(REQUIRED WORK): Determine the number of lines in the listing below where the string "Registry" occurs; answer with the number alone.

(EXTRACTED DATA):
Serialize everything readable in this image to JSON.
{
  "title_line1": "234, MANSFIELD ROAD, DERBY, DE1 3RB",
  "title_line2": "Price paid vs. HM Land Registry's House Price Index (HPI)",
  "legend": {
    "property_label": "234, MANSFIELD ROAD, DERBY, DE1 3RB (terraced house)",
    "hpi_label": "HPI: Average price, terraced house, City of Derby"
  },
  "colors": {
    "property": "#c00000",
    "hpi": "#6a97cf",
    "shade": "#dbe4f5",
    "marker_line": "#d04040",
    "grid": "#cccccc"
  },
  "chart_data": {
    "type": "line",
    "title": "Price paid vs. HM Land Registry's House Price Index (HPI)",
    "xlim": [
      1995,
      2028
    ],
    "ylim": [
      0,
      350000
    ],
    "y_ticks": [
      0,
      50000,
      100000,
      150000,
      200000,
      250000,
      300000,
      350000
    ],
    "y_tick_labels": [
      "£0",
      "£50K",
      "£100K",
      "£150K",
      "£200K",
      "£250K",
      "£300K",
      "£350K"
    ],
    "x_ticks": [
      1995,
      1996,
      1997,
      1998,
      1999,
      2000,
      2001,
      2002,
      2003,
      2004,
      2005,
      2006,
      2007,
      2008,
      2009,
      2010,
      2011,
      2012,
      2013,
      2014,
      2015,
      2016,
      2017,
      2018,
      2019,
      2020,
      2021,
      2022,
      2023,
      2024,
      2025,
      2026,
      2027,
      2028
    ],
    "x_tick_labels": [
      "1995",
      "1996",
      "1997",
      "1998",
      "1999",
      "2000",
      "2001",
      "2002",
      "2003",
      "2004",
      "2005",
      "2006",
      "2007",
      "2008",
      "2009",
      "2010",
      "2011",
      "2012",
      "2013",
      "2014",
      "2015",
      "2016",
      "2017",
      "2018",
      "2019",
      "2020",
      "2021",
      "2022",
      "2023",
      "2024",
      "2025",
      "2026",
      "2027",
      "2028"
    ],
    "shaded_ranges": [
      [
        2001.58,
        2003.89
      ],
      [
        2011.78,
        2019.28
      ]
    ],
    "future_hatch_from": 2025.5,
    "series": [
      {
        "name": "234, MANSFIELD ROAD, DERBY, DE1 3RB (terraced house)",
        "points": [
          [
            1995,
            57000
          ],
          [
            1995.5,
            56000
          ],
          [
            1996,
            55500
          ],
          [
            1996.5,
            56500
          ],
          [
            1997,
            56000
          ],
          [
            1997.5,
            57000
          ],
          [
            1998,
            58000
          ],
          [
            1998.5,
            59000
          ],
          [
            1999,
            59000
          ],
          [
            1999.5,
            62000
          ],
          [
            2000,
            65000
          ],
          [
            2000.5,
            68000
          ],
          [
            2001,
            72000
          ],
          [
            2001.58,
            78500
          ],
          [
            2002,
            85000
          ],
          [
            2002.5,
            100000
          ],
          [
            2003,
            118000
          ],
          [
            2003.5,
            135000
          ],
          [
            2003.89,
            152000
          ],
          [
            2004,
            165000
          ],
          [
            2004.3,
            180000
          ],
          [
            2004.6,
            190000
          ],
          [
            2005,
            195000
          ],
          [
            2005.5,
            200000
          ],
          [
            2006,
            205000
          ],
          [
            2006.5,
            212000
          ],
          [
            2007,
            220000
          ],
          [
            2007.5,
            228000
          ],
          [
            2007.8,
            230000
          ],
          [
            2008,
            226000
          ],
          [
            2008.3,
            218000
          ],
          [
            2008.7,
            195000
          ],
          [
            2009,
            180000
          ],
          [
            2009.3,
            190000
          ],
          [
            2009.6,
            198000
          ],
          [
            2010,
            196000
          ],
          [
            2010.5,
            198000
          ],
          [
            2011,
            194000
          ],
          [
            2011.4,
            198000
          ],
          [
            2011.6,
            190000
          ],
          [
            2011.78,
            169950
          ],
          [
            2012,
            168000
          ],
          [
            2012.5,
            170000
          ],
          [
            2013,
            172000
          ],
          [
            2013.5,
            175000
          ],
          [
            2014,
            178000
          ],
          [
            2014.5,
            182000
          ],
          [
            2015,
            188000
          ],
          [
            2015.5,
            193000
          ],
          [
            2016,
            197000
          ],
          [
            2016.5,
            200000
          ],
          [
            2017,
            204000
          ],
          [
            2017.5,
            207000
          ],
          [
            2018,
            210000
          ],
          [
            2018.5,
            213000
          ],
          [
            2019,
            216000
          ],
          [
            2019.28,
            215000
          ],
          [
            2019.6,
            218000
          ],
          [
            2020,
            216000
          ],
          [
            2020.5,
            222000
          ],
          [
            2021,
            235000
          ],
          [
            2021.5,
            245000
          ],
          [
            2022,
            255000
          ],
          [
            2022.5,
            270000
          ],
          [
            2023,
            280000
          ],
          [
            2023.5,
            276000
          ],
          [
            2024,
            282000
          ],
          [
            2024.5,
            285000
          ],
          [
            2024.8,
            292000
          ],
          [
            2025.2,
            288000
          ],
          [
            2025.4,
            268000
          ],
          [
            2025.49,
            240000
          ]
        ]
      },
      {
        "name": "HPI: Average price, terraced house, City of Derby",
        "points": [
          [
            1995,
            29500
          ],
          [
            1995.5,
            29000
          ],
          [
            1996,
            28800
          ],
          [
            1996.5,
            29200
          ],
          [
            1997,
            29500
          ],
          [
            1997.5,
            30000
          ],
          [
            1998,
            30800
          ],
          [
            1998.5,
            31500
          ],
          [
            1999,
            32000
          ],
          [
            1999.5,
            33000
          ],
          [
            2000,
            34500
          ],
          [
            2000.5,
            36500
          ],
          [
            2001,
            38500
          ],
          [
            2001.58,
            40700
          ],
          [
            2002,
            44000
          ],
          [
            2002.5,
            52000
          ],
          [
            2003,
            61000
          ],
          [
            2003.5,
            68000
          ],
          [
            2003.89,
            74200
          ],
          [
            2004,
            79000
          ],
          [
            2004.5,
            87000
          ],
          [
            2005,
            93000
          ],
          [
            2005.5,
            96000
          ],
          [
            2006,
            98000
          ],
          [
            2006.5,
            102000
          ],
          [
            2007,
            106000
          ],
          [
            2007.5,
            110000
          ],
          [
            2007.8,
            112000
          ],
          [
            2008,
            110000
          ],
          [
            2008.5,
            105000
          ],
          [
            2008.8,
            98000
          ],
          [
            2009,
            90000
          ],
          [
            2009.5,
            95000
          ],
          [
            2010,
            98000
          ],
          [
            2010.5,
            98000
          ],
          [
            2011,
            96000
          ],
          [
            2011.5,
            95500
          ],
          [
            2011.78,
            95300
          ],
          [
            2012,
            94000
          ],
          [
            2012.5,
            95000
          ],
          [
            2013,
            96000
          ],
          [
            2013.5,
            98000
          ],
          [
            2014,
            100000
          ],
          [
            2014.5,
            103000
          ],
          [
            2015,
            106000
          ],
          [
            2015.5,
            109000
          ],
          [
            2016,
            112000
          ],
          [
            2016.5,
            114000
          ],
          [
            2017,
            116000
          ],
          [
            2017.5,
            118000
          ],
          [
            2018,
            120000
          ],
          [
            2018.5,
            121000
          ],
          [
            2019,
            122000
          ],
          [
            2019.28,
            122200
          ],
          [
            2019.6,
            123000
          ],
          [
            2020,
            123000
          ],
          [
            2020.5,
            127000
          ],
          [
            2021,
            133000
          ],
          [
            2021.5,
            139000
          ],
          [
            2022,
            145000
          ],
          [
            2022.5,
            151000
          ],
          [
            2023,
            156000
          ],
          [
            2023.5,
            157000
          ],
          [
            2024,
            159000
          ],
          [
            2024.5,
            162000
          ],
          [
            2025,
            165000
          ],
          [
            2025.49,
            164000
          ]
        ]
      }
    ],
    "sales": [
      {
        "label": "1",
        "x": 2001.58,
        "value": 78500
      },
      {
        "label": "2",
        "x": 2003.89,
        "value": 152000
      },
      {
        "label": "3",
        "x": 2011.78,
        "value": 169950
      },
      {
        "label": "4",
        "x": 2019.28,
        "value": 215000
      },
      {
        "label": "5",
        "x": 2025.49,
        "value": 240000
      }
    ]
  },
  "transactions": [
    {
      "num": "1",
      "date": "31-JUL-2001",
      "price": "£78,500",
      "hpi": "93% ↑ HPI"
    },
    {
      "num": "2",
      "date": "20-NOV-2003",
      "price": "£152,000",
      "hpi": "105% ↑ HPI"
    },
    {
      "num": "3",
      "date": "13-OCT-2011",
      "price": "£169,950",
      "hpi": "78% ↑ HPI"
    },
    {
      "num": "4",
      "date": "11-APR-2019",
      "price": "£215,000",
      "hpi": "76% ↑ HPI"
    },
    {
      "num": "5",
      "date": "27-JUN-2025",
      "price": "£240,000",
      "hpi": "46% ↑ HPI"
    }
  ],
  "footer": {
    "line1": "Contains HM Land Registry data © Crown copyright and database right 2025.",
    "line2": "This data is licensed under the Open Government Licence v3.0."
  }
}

(IN RESPONSE): 3